→ **Records for processing**
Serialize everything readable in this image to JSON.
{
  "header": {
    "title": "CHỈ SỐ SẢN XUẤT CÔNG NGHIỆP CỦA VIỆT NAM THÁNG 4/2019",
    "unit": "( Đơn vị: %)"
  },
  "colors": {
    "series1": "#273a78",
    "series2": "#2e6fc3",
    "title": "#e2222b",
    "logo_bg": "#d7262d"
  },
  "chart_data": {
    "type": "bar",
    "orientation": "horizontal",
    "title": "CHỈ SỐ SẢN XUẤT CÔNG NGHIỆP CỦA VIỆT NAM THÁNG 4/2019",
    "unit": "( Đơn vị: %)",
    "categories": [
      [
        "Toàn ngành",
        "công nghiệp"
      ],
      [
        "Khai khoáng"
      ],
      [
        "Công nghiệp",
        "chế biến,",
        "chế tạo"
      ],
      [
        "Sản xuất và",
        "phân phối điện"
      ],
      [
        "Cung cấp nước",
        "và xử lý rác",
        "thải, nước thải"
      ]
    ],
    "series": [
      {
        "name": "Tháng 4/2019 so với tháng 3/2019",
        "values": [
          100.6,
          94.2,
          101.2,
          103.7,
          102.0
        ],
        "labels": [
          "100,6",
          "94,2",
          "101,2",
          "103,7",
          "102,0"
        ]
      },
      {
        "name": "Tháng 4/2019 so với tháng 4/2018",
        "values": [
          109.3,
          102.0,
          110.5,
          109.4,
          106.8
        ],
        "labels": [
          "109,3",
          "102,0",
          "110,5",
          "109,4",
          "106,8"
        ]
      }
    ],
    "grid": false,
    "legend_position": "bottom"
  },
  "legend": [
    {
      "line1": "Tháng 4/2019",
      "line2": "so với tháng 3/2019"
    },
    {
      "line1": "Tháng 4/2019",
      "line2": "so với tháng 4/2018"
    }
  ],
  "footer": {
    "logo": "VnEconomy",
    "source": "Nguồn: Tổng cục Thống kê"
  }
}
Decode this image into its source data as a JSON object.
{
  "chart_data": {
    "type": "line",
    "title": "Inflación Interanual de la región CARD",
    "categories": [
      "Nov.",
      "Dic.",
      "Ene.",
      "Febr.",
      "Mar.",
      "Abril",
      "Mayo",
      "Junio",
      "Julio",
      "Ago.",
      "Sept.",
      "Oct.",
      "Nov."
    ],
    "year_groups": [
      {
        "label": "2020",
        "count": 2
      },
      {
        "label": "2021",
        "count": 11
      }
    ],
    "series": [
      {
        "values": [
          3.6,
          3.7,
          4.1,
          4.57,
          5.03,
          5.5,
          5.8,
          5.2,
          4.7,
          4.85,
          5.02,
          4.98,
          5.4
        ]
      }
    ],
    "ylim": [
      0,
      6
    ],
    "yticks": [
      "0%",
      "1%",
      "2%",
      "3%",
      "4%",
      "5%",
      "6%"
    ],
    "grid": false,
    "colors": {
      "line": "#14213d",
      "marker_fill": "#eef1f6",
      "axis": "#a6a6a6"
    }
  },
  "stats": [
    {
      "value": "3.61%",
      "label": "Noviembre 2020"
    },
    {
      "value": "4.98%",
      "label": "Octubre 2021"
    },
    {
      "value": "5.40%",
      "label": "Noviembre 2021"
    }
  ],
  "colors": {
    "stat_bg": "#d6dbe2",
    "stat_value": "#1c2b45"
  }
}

→ **Exercise directions**
Exactly as shown above, return every record.

→ **Exercise answer**
Serialize everything readable in this image to JSON.
{
  "header": {
    "title": "CHỈ SỐ SẢN XUẤT CÔNG NGHIỆP CỦA VIỆT NAM THÁNG 4/2019",
    "unit": "( Đơn vị: %)"
  },
  "colors": {
    "series1": "#273a78",
    "series2": "#2e6fc3",
    "title": "#e2222b",
    "logo_bg": "#d7262d"
  },
  "chart_data": {
    "type": "bar",
    "orientation": "horizontal",
    "title": "CHỈ SỐ SẢN XUẤT CÔNG NGHIỆP CỦA VIỆT NAM THÁNG 4/2019",
    "unit": "( Đơn vị: %)",
    "categories": [
      [
        "Toàn ngành",
        "công nghiệp"
      ],
      [
        "Khai khoáng"
      ],
      [
        "Công nghiệp",
        "chế biến,",
        "chế tạo"
      ],
      [
        "Sản xuất và",
        "phân phối điện"
      ],
      [
        "Cung cấp nước",
        "và xử lý rác",
        "thải, nước thải"
      ]
    ],
    "series": [
      {
        "name": "Tháng 4/2019 so với tháng 3/2019",
        "values": [
          100.6,
          94.2,
          101.2,
          103.7,
          102.0
        ],
        "labels": [
          "100,6",
          "94,2",
          "101,2",
          "103,7",
          "102,0"
        ]
      },
      {
        "name": "Tháng 4/2019 so với tháng 4/2018",
        "values": [
          109.3,
          102.0,
          110.5,
          109.4,
          106.8
        ],
        "labels": [
          "109,3",
          "102,0",
          "110,5",
          "109,4",
          "106,8"
        ]
      }
    ],
    "grid": false,
    "legend_position": "bottom"
  },
  "legend": [
    {
      "line1": "Tháng 4/2019",
      "line2": "so với tháng 3/2019"
    },
    {
      "line1": "Tháng 4/2019",
      "line2": "so với tháng 4/2018"
    }
  ],
  "footer": {
    "logo": "VnEconomy",
    "source": "Nguồn: Tổng cục Thống kê"
  }
}
Decode this image into its source data as a JSON object.
{
  "chart_data": {
    "type": "line",
    "title": "Inflación Interanual de la región CARD",
    "categories": [
      "Nov.",
      "Dic.",
      "Ene.",
      "Febr.",
      "Mar.",
      "Abril",
      "Mayo",
      "Junio",
      "Julio",
      "Ago.",
      "Sept.",
      "Oct.",
      "Nov."
    ],
    "year_groups": [
      {
        "label": "2020",
        "count": 2
      },
      {
        "label": "2021",
        "count": 11
      }
    ],
    "series": [
      {
        "values": [
          3.6,
          3.7,
          4.1,
          4.57,
          5.03,
          5.5,
          5.8,
          5.2,
          4.7,
          4.85,
          5.02,
          4.98,
          5.4
        ]
      }
    ],
    "ylim": [
      0,
      6
    ],
    "yticks": [
      "0%",
      "1%",
      "2%",
      "3%",
      "4%",
      "5%",
      "6%"
    ],
    "grid": false,
    "colors": {
      "line": "#14213d",
      "marker_fill": "#eef1f6",
      "axis": "#a6a6a6"
    }
  },
  "stats": [
    {
      "value": "3.61%",
      "label": "Noviembre 2020"
    },
    {
      "value": "4.98%",
      "label": "Octubre 2021"
    },
    {
      "value": "5.40%",
      "label": "Noviembre 2021"
    }
  ],
  "colors": {
    "stat_bg": "#d6dbe2",
    "stat_value": "#1c2b45"
  }
}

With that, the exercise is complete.